Given task: Collect every line in the records below that contains the word "Grad".

Record list:
>>>

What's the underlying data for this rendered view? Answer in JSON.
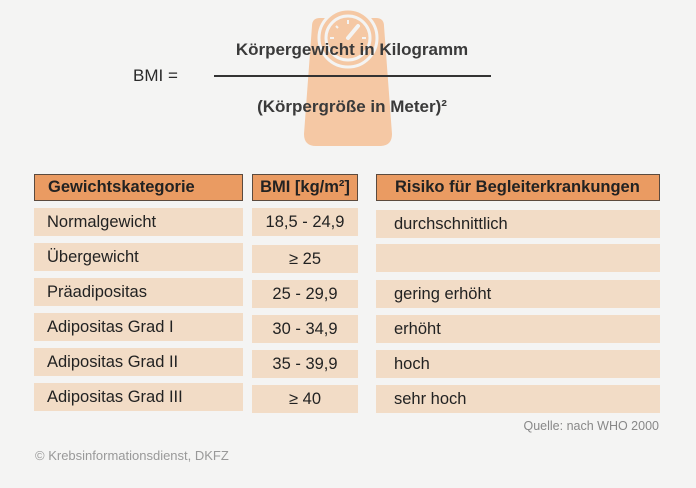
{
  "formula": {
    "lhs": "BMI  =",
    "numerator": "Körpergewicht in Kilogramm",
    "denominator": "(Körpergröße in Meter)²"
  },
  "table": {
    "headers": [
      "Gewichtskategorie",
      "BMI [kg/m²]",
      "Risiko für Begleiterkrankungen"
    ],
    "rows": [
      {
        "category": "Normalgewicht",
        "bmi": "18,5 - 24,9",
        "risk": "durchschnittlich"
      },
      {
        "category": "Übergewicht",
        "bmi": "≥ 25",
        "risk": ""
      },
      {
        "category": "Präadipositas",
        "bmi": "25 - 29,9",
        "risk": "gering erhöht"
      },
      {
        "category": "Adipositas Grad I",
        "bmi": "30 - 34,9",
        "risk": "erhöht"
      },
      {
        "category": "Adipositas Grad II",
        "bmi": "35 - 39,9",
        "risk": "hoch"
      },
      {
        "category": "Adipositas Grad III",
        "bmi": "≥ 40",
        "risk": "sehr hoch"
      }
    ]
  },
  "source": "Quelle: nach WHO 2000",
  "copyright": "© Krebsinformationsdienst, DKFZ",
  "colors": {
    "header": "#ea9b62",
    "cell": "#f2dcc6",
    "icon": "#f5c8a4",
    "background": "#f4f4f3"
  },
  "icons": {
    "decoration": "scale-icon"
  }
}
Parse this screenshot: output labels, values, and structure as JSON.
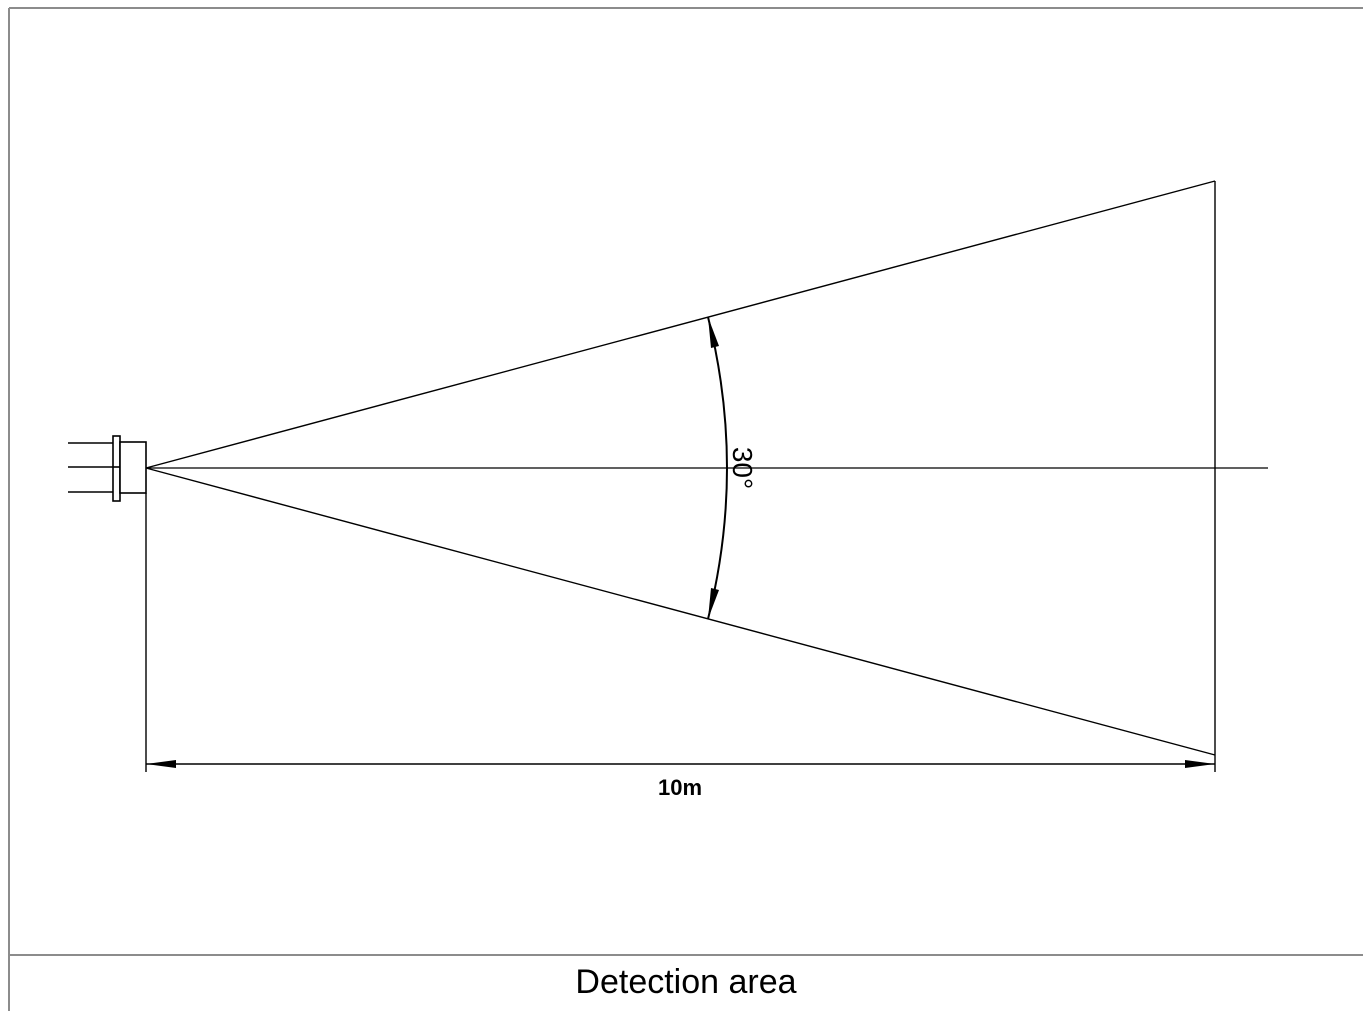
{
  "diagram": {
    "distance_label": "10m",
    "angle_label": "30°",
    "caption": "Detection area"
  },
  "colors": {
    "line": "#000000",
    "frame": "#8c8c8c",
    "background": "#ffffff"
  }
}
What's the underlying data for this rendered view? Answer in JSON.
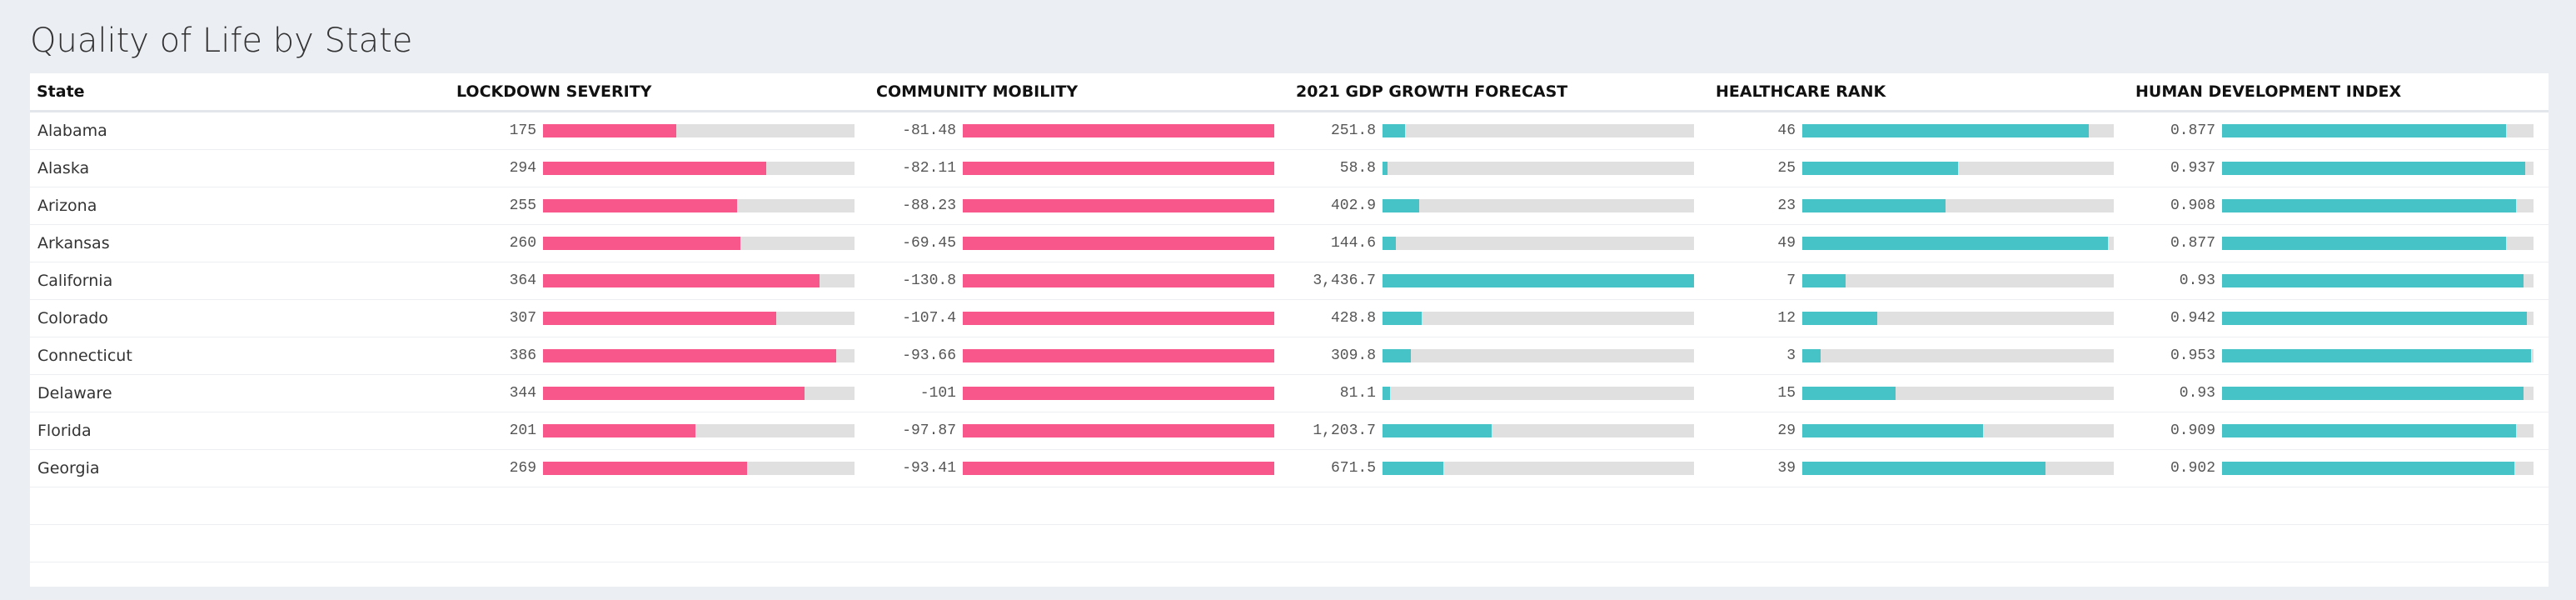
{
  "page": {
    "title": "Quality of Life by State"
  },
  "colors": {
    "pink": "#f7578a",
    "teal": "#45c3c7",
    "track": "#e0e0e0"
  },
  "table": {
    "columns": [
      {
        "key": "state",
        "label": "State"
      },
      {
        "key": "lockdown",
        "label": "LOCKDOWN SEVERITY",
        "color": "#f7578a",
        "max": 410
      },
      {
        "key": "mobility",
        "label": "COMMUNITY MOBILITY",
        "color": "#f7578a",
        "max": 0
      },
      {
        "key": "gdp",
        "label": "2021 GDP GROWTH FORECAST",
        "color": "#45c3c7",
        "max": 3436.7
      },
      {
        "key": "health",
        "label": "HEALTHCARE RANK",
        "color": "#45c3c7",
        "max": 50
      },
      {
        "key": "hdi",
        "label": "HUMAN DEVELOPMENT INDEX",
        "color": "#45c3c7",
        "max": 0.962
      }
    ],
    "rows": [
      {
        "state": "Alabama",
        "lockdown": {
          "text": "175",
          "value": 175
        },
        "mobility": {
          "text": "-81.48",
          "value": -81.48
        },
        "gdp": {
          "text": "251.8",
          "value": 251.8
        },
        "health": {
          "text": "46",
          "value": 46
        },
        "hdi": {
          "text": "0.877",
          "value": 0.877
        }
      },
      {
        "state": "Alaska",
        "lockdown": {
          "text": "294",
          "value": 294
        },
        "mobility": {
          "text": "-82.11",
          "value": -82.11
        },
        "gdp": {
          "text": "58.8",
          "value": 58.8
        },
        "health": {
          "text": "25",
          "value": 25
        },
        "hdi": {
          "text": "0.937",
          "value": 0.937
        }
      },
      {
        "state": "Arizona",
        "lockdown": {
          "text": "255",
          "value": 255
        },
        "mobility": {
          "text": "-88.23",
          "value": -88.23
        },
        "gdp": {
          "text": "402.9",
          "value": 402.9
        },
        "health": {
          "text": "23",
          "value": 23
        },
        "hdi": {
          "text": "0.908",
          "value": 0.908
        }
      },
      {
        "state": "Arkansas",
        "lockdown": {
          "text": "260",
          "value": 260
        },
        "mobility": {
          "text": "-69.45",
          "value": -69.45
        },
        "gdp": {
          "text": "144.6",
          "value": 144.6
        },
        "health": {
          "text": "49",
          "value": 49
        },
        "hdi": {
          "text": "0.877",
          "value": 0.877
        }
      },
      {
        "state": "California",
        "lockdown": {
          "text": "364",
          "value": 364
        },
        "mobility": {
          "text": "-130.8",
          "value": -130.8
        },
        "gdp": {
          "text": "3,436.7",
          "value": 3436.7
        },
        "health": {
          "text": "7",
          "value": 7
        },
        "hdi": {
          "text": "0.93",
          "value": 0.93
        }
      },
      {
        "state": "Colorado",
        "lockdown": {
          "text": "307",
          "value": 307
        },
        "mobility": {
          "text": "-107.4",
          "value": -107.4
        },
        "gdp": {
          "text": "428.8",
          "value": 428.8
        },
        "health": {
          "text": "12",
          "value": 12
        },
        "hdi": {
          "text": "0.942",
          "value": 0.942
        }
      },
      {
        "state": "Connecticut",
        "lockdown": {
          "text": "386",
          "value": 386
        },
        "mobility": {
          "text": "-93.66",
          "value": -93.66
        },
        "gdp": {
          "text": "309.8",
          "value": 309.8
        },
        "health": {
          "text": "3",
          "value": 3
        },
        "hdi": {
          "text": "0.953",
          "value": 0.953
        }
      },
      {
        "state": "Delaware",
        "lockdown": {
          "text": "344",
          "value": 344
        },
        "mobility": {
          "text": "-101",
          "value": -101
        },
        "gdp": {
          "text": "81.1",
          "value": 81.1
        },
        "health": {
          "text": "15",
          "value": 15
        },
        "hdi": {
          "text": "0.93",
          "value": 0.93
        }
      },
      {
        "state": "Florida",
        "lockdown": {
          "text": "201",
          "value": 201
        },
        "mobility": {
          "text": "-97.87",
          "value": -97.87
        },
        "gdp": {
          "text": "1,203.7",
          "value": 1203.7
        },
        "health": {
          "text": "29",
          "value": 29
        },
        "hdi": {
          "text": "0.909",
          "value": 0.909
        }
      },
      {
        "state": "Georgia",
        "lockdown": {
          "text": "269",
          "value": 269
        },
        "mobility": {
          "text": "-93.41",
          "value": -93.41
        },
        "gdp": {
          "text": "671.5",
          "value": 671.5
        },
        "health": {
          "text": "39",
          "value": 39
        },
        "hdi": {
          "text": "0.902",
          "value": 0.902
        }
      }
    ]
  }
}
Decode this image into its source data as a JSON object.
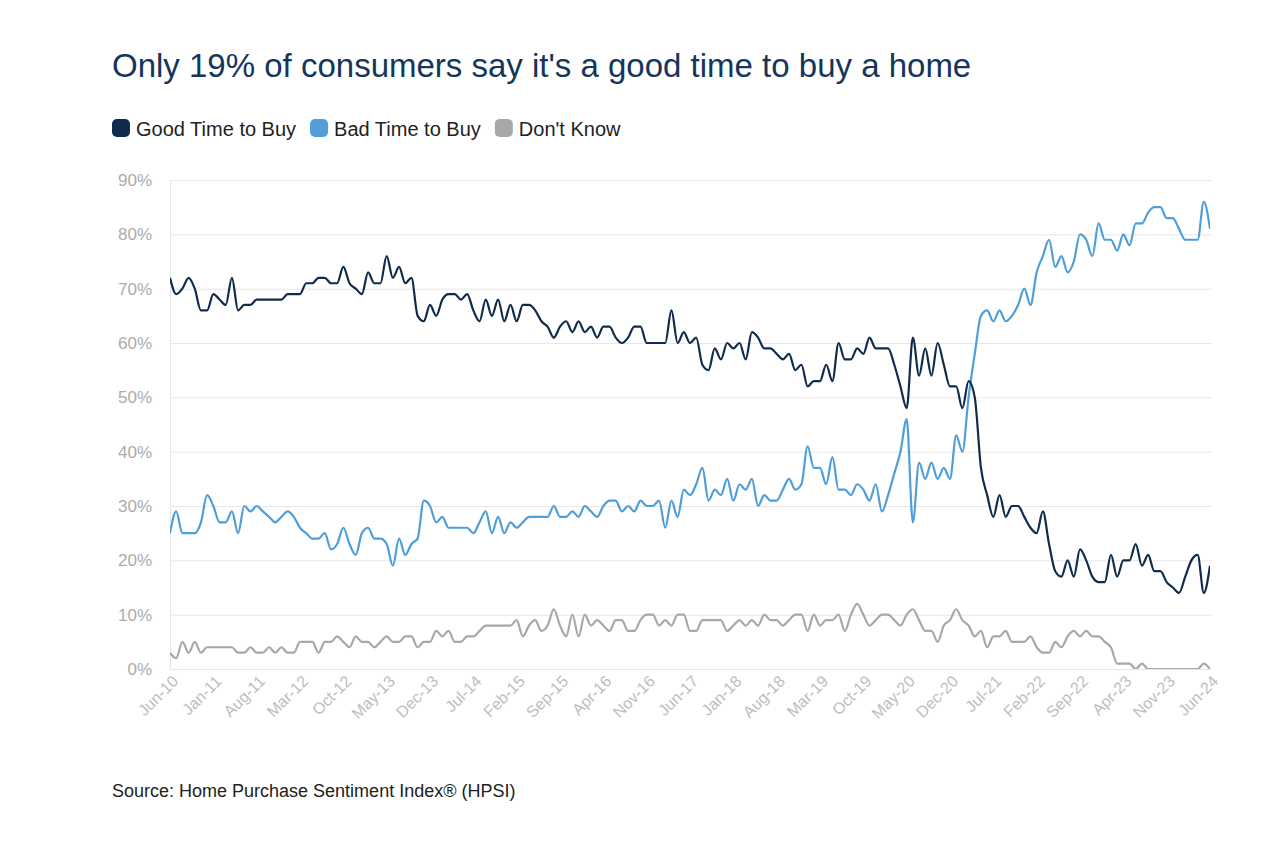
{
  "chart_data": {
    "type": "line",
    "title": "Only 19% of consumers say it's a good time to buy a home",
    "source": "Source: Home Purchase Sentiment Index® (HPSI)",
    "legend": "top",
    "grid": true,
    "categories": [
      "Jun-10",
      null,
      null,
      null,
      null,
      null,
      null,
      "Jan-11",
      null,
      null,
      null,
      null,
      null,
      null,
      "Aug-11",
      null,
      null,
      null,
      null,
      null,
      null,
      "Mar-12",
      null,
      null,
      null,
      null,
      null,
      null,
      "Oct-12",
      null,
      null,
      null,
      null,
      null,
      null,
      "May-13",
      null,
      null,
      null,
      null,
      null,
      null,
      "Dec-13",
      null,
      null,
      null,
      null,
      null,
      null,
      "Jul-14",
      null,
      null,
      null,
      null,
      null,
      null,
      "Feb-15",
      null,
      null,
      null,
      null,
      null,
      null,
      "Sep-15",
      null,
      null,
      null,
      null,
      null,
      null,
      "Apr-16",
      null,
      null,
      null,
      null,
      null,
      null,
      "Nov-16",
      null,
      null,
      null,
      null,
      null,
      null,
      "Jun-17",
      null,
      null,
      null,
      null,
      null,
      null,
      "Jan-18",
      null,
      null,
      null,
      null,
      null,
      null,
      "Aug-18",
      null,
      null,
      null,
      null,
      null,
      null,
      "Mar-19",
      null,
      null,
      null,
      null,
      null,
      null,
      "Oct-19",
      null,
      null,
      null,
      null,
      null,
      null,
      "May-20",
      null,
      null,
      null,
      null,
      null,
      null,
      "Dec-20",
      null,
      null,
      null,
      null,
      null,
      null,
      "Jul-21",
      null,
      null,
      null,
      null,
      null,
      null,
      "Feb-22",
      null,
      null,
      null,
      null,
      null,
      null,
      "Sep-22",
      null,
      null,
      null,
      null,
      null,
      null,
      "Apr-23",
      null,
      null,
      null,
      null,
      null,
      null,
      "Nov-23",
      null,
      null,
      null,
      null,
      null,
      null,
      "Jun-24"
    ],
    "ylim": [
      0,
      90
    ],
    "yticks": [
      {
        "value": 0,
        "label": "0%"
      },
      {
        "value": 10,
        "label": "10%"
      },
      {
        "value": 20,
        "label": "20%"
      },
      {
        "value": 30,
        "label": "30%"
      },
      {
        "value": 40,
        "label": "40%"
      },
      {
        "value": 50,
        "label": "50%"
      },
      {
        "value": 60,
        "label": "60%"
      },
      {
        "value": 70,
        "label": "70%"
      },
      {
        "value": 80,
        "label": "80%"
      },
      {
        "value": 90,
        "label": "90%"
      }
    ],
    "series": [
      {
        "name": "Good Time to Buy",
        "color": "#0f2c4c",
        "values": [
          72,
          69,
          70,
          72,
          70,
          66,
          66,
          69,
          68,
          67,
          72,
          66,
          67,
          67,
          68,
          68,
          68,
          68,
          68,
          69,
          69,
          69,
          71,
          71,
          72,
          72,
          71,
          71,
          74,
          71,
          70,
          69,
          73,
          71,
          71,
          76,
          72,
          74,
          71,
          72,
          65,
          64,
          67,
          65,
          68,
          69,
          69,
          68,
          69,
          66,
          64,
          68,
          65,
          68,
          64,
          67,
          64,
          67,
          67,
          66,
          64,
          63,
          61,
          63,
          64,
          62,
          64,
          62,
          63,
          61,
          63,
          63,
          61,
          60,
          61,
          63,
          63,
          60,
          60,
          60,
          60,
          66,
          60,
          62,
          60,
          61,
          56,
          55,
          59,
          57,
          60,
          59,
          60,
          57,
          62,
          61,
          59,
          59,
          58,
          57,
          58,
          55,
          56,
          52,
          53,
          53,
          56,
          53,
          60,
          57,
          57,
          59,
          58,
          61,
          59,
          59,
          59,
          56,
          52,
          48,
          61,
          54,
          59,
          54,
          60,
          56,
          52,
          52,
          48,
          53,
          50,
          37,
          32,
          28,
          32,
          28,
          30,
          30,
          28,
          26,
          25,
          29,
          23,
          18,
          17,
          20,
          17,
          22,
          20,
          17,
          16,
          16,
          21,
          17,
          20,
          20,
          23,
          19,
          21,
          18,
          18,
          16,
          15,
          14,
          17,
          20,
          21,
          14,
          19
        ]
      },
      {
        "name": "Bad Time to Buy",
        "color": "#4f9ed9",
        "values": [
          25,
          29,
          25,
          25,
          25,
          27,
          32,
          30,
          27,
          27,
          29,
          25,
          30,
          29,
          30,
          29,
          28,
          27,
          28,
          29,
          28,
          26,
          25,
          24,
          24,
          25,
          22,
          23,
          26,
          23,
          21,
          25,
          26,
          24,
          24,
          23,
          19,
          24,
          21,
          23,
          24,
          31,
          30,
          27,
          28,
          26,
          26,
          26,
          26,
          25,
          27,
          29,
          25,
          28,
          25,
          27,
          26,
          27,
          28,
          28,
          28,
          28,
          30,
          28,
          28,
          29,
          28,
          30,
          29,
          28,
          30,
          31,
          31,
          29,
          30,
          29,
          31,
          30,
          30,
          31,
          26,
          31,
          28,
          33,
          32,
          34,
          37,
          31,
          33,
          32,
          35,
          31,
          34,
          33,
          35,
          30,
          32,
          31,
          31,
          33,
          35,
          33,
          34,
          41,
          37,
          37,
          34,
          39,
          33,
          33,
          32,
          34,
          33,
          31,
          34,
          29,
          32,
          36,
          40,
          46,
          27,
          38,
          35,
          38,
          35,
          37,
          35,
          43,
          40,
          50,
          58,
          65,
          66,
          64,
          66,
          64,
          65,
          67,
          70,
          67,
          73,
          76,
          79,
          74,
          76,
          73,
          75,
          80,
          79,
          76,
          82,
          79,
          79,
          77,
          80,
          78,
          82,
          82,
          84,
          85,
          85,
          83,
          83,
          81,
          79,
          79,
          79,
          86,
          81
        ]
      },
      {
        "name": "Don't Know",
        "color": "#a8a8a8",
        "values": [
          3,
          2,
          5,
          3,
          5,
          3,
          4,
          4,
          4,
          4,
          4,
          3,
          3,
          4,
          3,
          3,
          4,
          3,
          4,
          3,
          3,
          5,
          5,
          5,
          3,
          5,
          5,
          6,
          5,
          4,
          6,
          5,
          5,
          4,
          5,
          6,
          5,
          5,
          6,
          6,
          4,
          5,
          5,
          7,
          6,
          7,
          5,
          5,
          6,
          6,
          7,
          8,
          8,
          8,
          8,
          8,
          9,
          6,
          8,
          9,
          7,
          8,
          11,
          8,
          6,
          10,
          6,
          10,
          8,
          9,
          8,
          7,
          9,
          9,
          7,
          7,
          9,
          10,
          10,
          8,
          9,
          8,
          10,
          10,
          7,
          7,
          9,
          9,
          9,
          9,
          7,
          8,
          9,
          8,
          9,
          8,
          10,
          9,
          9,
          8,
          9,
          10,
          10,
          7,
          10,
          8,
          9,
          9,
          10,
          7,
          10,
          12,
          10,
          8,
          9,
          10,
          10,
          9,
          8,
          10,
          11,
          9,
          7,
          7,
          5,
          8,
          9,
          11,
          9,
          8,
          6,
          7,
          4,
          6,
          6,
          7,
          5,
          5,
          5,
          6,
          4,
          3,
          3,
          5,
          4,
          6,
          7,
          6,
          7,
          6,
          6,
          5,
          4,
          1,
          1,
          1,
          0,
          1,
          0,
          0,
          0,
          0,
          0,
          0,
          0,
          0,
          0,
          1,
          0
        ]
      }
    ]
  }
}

<<<

Output:
        "category": "Adipositas Grad I",
        "category": "Adipositas Grad II",
        "category": "Adipositas Grad III",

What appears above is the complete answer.